▸ **Some records**:
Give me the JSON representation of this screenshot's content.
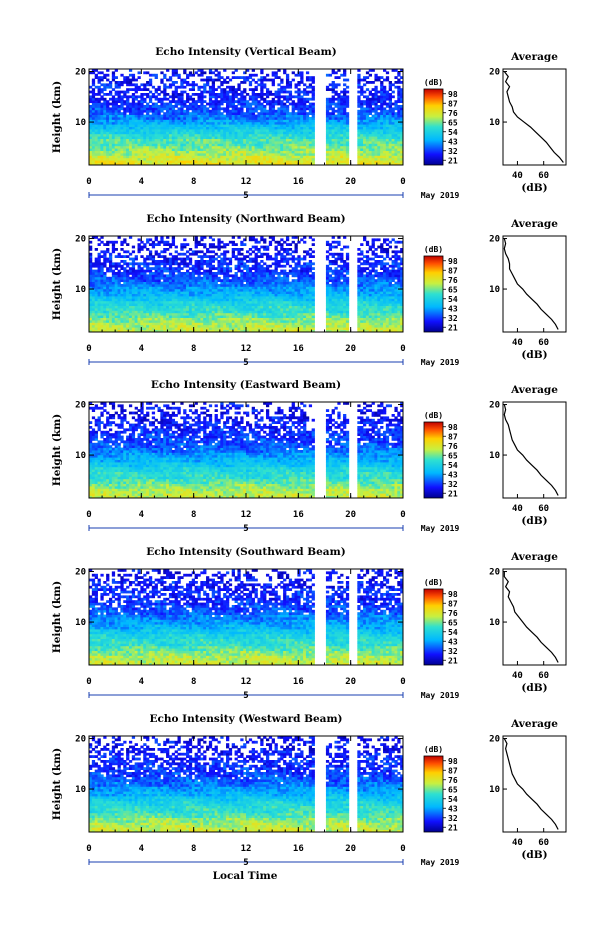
{
  "figure": {
    "xlabel": "Local Time",
    "date_label": "May 2019",
    "day_label": "5",
    "avg_title": "Average",
    "cbar_unit": "(dB)",
    "ylabel": "Height (km)",
    "avg_xlabel": "(dB)"
  },
  "colorbar_ticks": [
    "21",
    "32",
    "43",
    "54",
    "65",
    "76",
    "87",
    "98"
  ],
  "chart_data": [
    {
      "type": "heatmap",
      "title": "Echo Intensity (Vertical Beam)",
      "xlabel": "Local Time",
      "ylabel": "Height (km)",
      "x_ticks": [
        "0",
        "4",
        "8",
        "12",
        "16",
        "20",
        "0"
      ],
      "y_ticks": [
        "10",
        "20"
      ],
      "xlim": [
        0,
        24
      ],
      "ylim": [
        1.5,
        20.5
      ],
      "colorbar": {
        "label": "(dB)",
        "range": [
          21,
          98
        ]
      },
      "data_gaps_hours": [
        [
          5.8,
          5.95
        ],
        [
          17.2,
          18.0
        ],
        [
          19.9,
          20.6
        ]
      ],
      "profile": {
        "title": "Average",
        "xlabel": "(dB)",
        "x_ticks": [
          "40",
          "60"
        ],
        "height_km": [
          2,
          3,
          4,
          5,
          6,
          7,
          8,
          9,
          10,
          11,
          12,
          13,
          14,
          15,
          16,
          17,
          18,
          19,
          20
        ],
        "mean_db": [
          75,
          72,
          68,
          65,
          62,
          58,
          54,
          50,
          45,
          40,
          37,
          36,
          34,
          33,
          32,
          34,
          31,
          33,
          30
        ]
      }
    },
    {
      "type": "heatmap",
      "title": "Echo Intensity (Northward Beam)",
      "xlabel": "Local Time",
      "ylabel": "Height (km)",
      "x_ticks": [
        "0",
        "4",
        "8",
        "12",
        "16",
        "20",
        "0"
      ],
      "y_ticks": [
        "10",
        "20"
      ],
      "xlim": [
        0,
        24
      ],
      "ylim": [
        1.5,
        20.5
      ],
      "colorbar": {
        "label": "(dB)",
        "range": [
          21,
          98
        ]
      },
      "data_gaps_hours": [
        [
          5.8,
          5.95
        ],
        [
          17.2,
          18.0
        ],
        [
          19.9,
          20.6
        ]
      ],
      "profile": {
        "title": "Average",
        "xlabel": "(dB)",
        "x_ticks": [
          "40",
          "60"
        ],
        "height_km": [
          2,
          3,
          4,
          5,
          6,
          7,
          8,
          9,
          10,
          11,
          12,
          13,
          14,
          15,
          16,
          17,
          18,
          19,
          20
        ],
        "mean_db": [
          71,
          69,
          66,
          62,
          58,
          55,
          51,
          47,
          44,
          40,
          38,
          36,
          34,
          34,
          33,
          31,
          30,
          31,
          30
        ]
      }
    },
    {
      "type": "heatmap",
      "title": "Echo Intensity (Eastward Beam)",
      "xlabel": "Local Time",
      "ylabel": "Height (km)",
      "x_ticks": [
        "0",
        "4",
        "8",
        "12",
        "16",
        "20",
        "0"
      ],
      "y_ticks": [
        "10",
        "20"
      ],
      "xlim": [
        0,
        24
      ],
      "ylim": [
        1.5,
        20.5
      ],
      "colorbar": {
        "label": "(dB)",
        "range": [
          21,
          98
        ]
      },
      "data_gaps_hours": [
        [
          5.8,
          5.95
        ],
        [
          17.2,
          18.0
        ],
        [
          19.9,
          20.6
        ]
      ],
      "profile": {
        "title": "Average",
        "xlabel": "(dB)",
        "x_ticks": [
          "40",
          "60"
        ],
        "height_km": [
          2,
          3,
          4,
          5,
          6,
          7,
          8,
          9,
          10,
          11,
          12,
          13,
          14,
          15,
          16,
          17,
          18,
          19,
          20
        ],
        "mean_db": [
          71,
          69,
          66,
          62,
          58,
          55,
          51,
          47,
          44,
          40,
          38,
          36,
          35,
          34,
          33,
          31,
          30,
          31,
          30
        ]
      }
    },
    {
      "type": "heatmap",
      "title": "Echo Intensity (Southward Beam)",
      "xlabel": "Local Time",
      "ylabel": "Height (km)",
      "x_ticks": [
        "0",
        "4",
        "8",
        "12",
        "16",
        "20",
        "0"
      ],
      "y_ticks": [
        "10",
        "20"
      ],
      "xlim": [
        0,
        24
      ],
      "ylim": [
        1.5,
        20.5
      ],
      "colorbar": {
        "label": "(dB)",
        "range": [
          21,
          98
        ]
      },
      "data_gaps_hours": [
        [
          5.8,
          5.95
        ],
        [
          17.2,
          18.0
        ],
        [
          19.9,
          20.6
        ]
      ],
      "profile": {
        "title": "Average",
        "xlabel": "(dB)",
        "x_ticks": [
          "40",
          "60"
        ],
        "height_km": [
          2,
          3,
          4,
          5,
          6,
          7,
          8,
          9,
          10,
          11,
          12,
          13,
          14,
          15,
          16,
          17,
          18,
          19,
          20
        ],
        "mean_db": [
          71,
          69,
          66,
          62,
          58,
          55,
          51,
          47,
          44,
          41,
          38,
          37,
          35,
          33,
          34,
          31,
          33,
          30,
          30
        ]
      }
    },
    {
      "type": "heatmap",
      "title": "Echo Intensity (Westward Beam)",
      "xlabel": "Local Time",
      "ylabel": "Height (km)",
      "x_ticks": [
        "0",
        "4",
        "8",
        "12",
        "16",
        "20",
        "0"
      ],
      "y_ticks": [
        "10",
        "20"
      ],
      "xlim": [
        0,
        24
      ],
      "ylim": [
        1.5,
        20.5
      ],
      "colorbar": {
        "label": "(dB)",
        "range": [
          21,
          98
        ]
      },
      "data_gaps_hours": [
        [
          5.8,
          5.95
        ],
        [
          17.2,
          18.0
        ],
        [
          19.9,
          20.6
        ]
      ],
      "profile": {
        "title": "Average",
        "xlabel": "(dB)",
        "x_ticks": [
          "40",
          "60"
        ],
        "height_km": [
          2,
          3,
          4,
          5,
          6,
          7,
          8,
          9,
          10,
          11,
          12,
          13,
          14,
          15,
          16,
          17,
          18,
          19,
          20
        ],
        "mean_db": [
          71,
          69,
          66,
          62,
          58,
          55,
          51,
          47,
          44,
          40,
          38,
          36,
          35,
          34,
          33,
          32,
          31,
          32,
          30
        ]
      }
    }
  ]
}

▸ **Exercise aim**: Pictures don't belong in the copy. Transcribe every record exactly as it appears.

▸ **Right answer**:
Give me the JSON representation of this screenshot's content.
{
  "figure": {
    "xlabel": "Local Time",
    "date_label": "May 2019",
    "day_label": "5",
    "avg_title": "Average",
    "cbar_unit": "(dB)",
    "ylabel": "Height (km)",
    "avg_xlabel": "(dB)"
  },
  "colorbar_ticks": [
    "21",
    "32",
    "43",
    "54",
    "65",
    "76",
    "87",
    "98"
  ],
  "chart_data": [
    {
      "type": "heatmap",
      "title": "Echo Intensity (Vertical Beam)",
      "xlabel": "Local Time",
      "ylabel": "Height (km)",
      "x_ticks": [
        "0",
        "4",
        "8",
        "12",
        "16",
        "20",
        "0"
      ],
      "y_ticks": [
        "10",
        "20"
      ],
      "xlim": [
        0,
        24
      ],
      "ylim": [
        1.5,
        20.5
      ],
      "colorbar": {
        "label": "(dB)",
        "range": [
          21,
          98
        ]
      },
      "data_gaps_hours": [
        [
          5.8,
          5.95
        ],
        [
          17.2,
          18.0
        ],
        [
          19.9,
          20.6
        ]
      ],
      "profile": {
        "title": "Average",
        "xlabel": "(dB)",
        "x_ticks": [
          "40",
          "60"
        ],
        "height_km": [
          2,
          3,
          4,
          5,
          6,
          7,
          8,
          9,
          10,
          11,
          12,
          13,
          14,
          15,
          16,
          17,
          18,
          19,
          20
        ],
        "mean_db": [
          75,
          72,
          68,
          65,
          62,
          58,
          54,
          50,
          45,
          40,
          37,
          36,
          34,
          33,
          32,
          34,
          31,
          33,
          30
        ]
      }
    },
    {
      "type": "heatmap",
      "title": "Echo Intensity (Northward Beam)",
      "xlabel": "Local Time",
      "ylabel": "Height (km)",
      "x_ticks": [
        "0",
        "4",
        "8",
        "12",
        "16",
        "20",
        "0"
      ],
      "y_ticks": [
        "10",
        "20"
      ],
      "xlim": [
        0,
        24
      ],
      "ylim": [
        1.5,
        20.5
      ],
      "colorbar": {
        "label": "(dB)",
        "range": [
          21,
          98
        ]
      },
      "data_gaps_hours": [
        [
          5.8,
          5.95
        ],
        [
          17.2,
          18.0
        ],
        [
          19.9,
          20.6
        ]
      ],
      "profile": {
        "title": "Average",
        "xlabel": "(dB)",
        "x_ticks": [
          "40",
          "60"
        ],
        "height_km": [
          2,
          3,
          4,
          5,
          6,
          7,
          8,
          9,
          10,
          11,
          12,
          13,
          14,
          15,
          16,
          17,
          18,
          19,
          20
        ],
        "mean_db": [
          71,
          69,
          66,
          62,
          58,
          55,
          51,
          47,
          44,
          40,
          38,
          36,
          34,
          34,
          33,
          31,
          30,
          31,
          30
        ]
      }
    },
    {
      "type": "heatmap",
      "title": "Echo Intensity (Eastward Beam)",
      "xlabel": "Local Time",
      "ylabel": "Height (km)",
      "x_ticks": [
        "0",
        "4",
        "8",
        "12",
        "16",
        "20",
        "0"
      ],
      "y_ticks": [
        "10",
        "20"
      ],
      "xlim": [
        0,
        24
      ],
      "ylim": [
        1.5,
        20.5
      ],
      "colorbar": {
        "label": "(dB)",
        "range": [
          21,
          98
        ]
      },
      "data_gaps_hours": [
        [
          5.8,
          5.95
        ],
        [
          17.2,
          18.0
        ],
        [
          19.9,
          20.6
        ]
      ],
      "profile": {
        "title": "Average",
        "xlabel": "(dB)",
        "x_ticks": [
          "40",
          "60"
        ],
        "height_km": [
          2,
          3,
          4,
          5,
          6,
          7,
          8,
          9,
          10,
          11,
          12,
          13,
          14,
          15,
          16,
          17,
          18,
          19,
          20
        ],
        "mean_db": [
          71,
          69,
          66,
          62,
          58,
          55,
          51,
          47,
          44,
          40,
          38,
          36,
          35,
          34,
          33,
          31,
          30,
          31,
          30
        ]
      }
    },
    {
      "type": "heatmap",
      "title": "Echo Intensity (Southward Beam)",
      "xlabel": "Local Time",
      "ylabel": "Height (km)",
      "x_ticks": [
        "0",
        "4",
        "8",
        "12",
        "16",
        "20",
        "0"
      ],
      "y_ticks": [
        "10",
        "20"
      ],
      "xlim": [
        0,
        24
      ],
      "ylim": [
        1.5,
        20.5
      ],
      "colorbar": {
        "label": "(dB)",
        "range": [
          21,
          98
        ]
      },
      "data_gaps_hours": [
        [
          5.8,
          5.95
        ],
        [
          17.2,
          18.0
        ],
        [
          19.9,
          20.6
        ]
      ],
      "profile": {
        "title": "Average",
        "xlabel": "(dB)",
        "x_ticks": [
          "40",
          "60"
        ],
        "height_km": [
          2,
          3,
          4,
          5,
          6,
          7,
          8,
          9,
          10,
          11,
          12,
          13,
          14,
          15,
          16,
          17,
          18,
          19,
          20
        ],
        "mean_db": [
          71,
          69,
          66,
          62,
          58,
          55,
          51,
          47,
          44,
          41,
          38,
          37,
          35,
          33,
          34,
          31,
          33,
          30,
          30
        ]
      }
    },
    {
      "type": "heatmap",
      "title": "Echo Intensity (Westward Beam)",
      "xlabel": "Local Time",
      "ylabel": "Height (km)",
      "x_ticks": [
        "0",
        "4",
        "8",
        "12",
        "16",
        "20",
        "0"
      ],
      "y_ticks": [
        "10",
        "20"
      ],
      "xlim": [
        0,
        24
      ],
      "ylim": [
        1.5,
        20.5
      ],
      "colorbar": {
        "label": "(dB)",
        "range": [
          21,
          98
        ]
      },
      "data_gaps_hours": [
        [
          5.8,
          5.95
        ],
        [
          17.2,
          18.0
        ],
        [
          19.9,
          20.6
        ]
      ],
      "profile": {
        "title": "Average",
        "xlabel": "(dB)",
        "x_ticks": [
          "40",
          "60"
        ],
        "height_km": [
          2,
          3,
          4,
          5,
          6,
          7,
          8,
          9,
          10,
          11,
          12,
          13,
          14,
          15,
          16,
          17,
          18,
          19,
          20
        ],
        "mean_db": [
          71,
          69,
          66,
          62,
          58,
          55,
          51,
          47,
          44,
          40,
          38,
          36,
          35,
          34,
          33,
          32,
          31,
          32,
          30
        ]
      }
    }
  ]
}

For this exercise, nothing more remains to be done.